Using the data below, repeat all of it precisely.

──────── INPUT DATA

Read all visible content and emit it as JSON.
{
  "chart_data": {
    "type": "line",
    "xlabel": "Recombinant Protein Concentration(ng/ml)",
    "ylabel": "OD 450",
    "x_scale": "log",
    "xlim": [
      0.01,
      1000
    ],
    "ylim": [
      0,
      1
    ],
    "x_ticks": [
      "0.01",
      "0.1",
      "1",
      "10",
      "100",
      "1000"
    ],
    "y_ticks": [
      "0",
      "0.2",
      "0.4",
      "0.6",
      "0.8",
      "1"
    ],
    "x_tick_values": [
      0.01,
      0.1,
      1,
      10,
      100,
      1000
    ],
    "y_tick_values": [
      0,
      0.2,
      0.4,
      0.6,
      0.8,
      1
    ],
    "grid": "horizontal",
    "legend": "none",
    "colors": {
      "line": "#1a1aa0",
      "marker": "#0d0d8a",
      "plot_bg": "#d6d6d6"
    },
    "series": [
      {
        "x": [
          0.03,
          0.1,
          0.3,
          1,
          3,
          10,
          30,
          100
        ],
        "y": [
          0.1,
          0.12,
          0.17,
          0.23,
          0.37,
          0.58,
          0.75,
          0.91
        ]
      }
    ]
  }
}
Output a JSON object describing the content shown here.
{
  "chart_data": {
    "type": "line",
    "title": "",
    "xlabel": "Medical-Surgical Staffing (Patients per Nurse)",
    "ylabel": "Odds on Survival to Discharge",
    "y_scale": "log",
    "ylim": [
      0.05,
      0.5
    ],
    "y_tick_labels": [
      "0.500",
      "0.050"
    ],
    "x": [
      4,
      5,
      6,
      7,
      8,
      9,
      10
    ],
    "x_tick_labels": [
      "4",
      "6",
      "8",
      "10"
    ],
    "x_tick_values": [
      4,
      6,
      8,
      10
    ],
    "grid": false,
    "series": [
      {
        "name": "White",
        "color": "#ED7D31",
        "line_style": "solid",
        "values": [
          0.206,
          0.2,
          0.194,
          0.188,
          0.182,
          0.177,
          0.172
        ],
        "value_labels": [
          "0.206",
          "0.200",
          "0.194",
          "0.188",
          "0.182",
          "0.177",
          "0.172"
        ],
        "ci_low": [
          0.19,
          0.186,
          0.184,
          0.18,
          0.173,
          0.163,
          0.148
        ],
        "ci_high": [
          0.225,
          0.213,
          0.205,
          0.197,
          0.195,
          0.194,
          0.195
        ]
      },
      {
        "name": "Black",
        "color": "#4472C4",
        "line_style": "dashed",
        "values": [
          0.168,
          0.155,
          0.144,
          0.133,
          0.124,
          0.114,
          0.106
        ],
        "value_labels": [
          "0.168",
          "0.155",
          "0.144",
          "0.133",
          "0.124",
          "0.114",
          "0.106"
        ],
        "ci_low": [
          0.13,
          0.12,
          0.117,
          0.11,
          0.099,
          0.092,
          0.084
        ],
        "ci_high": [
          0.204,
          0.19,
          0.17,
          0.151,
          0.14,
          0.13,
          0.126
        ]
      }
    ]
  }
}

────────────────

## COMPLETED EXERCISE
Read all visible content and emit it as JSON.
{
  "chart_data": {
    "type": "line",
    "xlabel": "Recombinant Protein Concentration(ng/ml)",
    "ylabel": "OD 450",
    "x_scale": "log",
    "xlim": [
      0.01,
      1000
    ],
    "ylim": [
      0,
      1
    ],
    "x_ticks": [
      "0.01",
      "0.1",
      "1",
      "10",
      "100",
      "1000"
    ],
    "y_ticks": [
      "0",
      "0.2",
      "0.4",
      "0.6",
      "0.8",
      "1"
    ],
    "x_tick_values": [
      0.01,
      0.1,
      1,
      10,
      100,
      1000
    ],
    "y_tick_values": [
      0,
      0.2,
      0.4,
      0.6,
      0.8,
      1
    ],
    "grid": "horizontal",
    "legend": "none",
    "colors": {
      "line": "#1a1aa0",
      "marker": "#0d0d8a",
      "plot_bg": "#d6d6d6"
    },
    "series": [
      {
        "x": [
          0.03,
          0.1,
          0.3,
          1,
          3,
          10,
          30,
          100
        ],
        "y": [
          0.1,
          0.12,
          0.17,
          0.23,
          0.37,
          0.58,
          0.75,
          0.91
        ]
      }
    ]
  }
}
Output a JSON object describing the content shown here.
{
  "chart_data": {
    "type": "line",
    "title": "",
    "xlabel": "Medical-Surgical Staffing (Patients per Nurse)",
    "ylabel": "Odds on Survival to Discharge",
    "y_scale": "log",
    "ylim": [
      0.05,
      0.5
    ],
    "y_tick_labels": [
      "0.500",
      "0.050"
    ],
    "x": [
      4,
      5,
      6,
      7,
      8,
      9,
      10
    ],
    "x_tick_labels": [
      "4",
      "6",
      "8",
      "10"
    ],
    "x_tick_values": [
      4,
      6,
      8,
      10
    ],
    "grid": false,
    "series": [
      {
        "name": "White",
        "color": "#ED7D31",
        "line_style": "solid",
        "values": [
          0.206,
          0.2,
          0.194,
          0.188,
          0.182,
          0.177,
          0.172
        ],
        "value_labels": [
          "0.206",
          "0.200",
          "0.194",
          "0.188",
          "0.182",
          "0.177",
          "0.172"
        ],
        "ci_low": [
          0.19,
          0.186,
          0.184,
          0.18,
          0.173,
          0.163,
          0.148
        ],
        "ci_high": [
          0.225,
          0.213,
          0.205,
          0.197,
          0.195,
          0.194,
          0.195
        ]
      },
      {
        "name": "Black",
        "color": "#4472C4",
        "line_style": "dashed",
        "values": [
          0.168,
          0.155,
          0.144,
          0.133,
          0.124,
          0.114,
          0.106
        ],
        "value_labels": [
          "0.168",
          "0.155",
          "0.144",
          "0.133",
          "0.124",
          "0.114",
          "0.106"
        ],
        "ci_low": [
          0.13,
          0.12,
          0.117,
          0.11,
          0.099,
          0.092,
          0.084
        ],
        "ci_high": [
          0.204,
          0.19,
          0.17,
          0.151,
          0.14,
          0.13,
          0.126
        ]
      }
    ]
  }
}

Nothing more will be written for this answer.